» **Given request**
Make an exact copy of all the data.

» **Dataset content**
★ ★ ★ ★
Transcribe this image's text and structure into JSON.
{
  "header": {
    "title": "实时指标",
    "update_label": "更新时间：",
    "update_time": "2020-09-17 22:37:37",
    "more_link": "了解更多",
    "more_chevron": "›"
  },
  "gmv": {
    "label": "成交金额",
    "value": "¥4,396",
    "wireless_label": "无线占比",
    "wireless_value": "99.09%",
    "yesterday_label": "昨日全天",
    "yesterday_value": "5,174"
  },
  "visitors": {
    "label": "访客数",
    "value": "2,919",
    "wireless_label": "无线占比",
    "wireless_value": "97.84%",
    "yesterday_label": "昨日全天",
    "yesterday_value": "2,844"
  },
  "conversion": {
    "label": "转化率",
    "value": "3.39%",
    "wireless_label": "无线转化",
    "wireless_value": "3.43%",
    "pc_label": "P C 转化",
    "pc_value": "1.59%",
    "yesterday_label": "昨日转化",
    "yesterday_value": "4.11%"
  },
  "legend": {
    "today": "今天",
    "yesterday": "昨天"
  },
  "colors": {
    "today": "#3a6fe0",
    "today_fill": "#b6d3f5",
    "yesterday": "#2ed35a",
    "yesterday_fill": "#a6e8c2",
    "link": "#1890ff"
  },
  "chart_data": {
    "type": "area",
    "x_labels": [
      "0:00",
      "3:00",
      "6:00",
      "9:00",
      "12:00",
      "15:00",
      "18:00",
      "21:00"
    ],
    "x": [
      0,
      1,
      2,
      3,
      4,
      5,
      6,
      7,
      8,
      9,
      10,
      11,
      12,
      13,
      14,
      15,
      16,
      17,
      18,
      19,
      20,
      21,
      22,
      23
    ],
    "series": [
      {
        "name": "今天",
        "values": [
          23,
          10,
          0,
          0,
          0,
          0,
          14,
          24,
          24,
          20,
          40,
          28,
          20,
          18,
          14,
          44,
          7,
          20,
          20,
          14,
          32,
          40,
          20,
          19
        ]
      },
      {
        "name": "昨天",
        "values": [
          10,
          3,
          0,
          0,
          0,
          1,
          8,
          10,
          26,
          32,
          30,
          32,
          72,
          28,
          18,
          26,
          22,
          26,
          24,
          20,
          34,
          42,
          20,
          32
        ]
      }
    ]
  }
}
★ ★ ★ ★
» **The output**
Transcribe this image's text and structure into JSON.
{
  "header": {
    "title": "实时指标",
    "update_label": "更新时间：",
    "update_time": "2020-09-17 22:37:37",
    "more_link": "了解更多",
    "more_chevron": "›"
  },
  "gmv": {
    "label": "成交金额",
    "value": "¥4,396",
    "wireless_label": "无线占比",
    "wireless_value": "99.09%",
    "yesterday_label": "昨日全天",
    "yesterday_value": "5,174"
  },
  "visitors": {
    "label": "访客数",
    "value": "2,919",
    "wireless_label": "无线占比",
    "wireless_value": "97.84%",
    "yesterday_label": "昨日全天",
    "yesterday_value": "2,844"
  },
  "conversion": {
    "label": "转化率",
    "value": "3.39%",
    "wireless_label": "无线转化",
    "wireless_value": "3.43%",
    "pc_label": "P C 转化",
    "pc_value": "1.59%",
    "yesterday_label": "昨日转化",
    "yesterday_value": "4.11%"
  },
  "legend": {
    "today": "今天",
    "yesterday": "昨天"
  },
  "colors": {
    "today": "#3a6fe0",
    "today_fill": "#b6d3f5",
    "yesterday": "#2ed35a",
    "yesterday_fill": "#a6e8c2",
    "link": "#1890ff"
  },
  "chart_data": {
    "type": "area",
    "x_labels": [
      "0:00",
      "3:00",
      "6:00",
      "9:00",
      "12:00",
      "15:00",
      "18:00",
      "21:00"
    ],
    "x": [
      0,
      1,
      2,
      3,
      4,
      5,
      6,
      7,
      8,
      9,
      10,
      11,
      12,
      13,
      14,
      15,
      16,
      17,
      18,
      19,
      20,
      21,
      22,
      23
    ],
    "series": [
      {
        "name": "今天",
        "values": [
          23,
          10,
          0,
          0,
          0,
          0,
          14,
          24,
          24,
          20,
          40,
          28,
          20,
          18,
          14,
          44,
          7,
          20,
          20,
          14,
          32,
          40,
          20,
          19
        ]
      },
      {
        "name": "昨天",
        "values": [
          10,
          3,
          0,
          0,
          0,
          1,
          8,
          10,
          26,
          32,
          30,
          32,
          72,
          28,
          18,
          26,
          22,
          26,
          24,
          20,
          34,
          42,
          20,
          32
        ]
      }
    ]
  }
}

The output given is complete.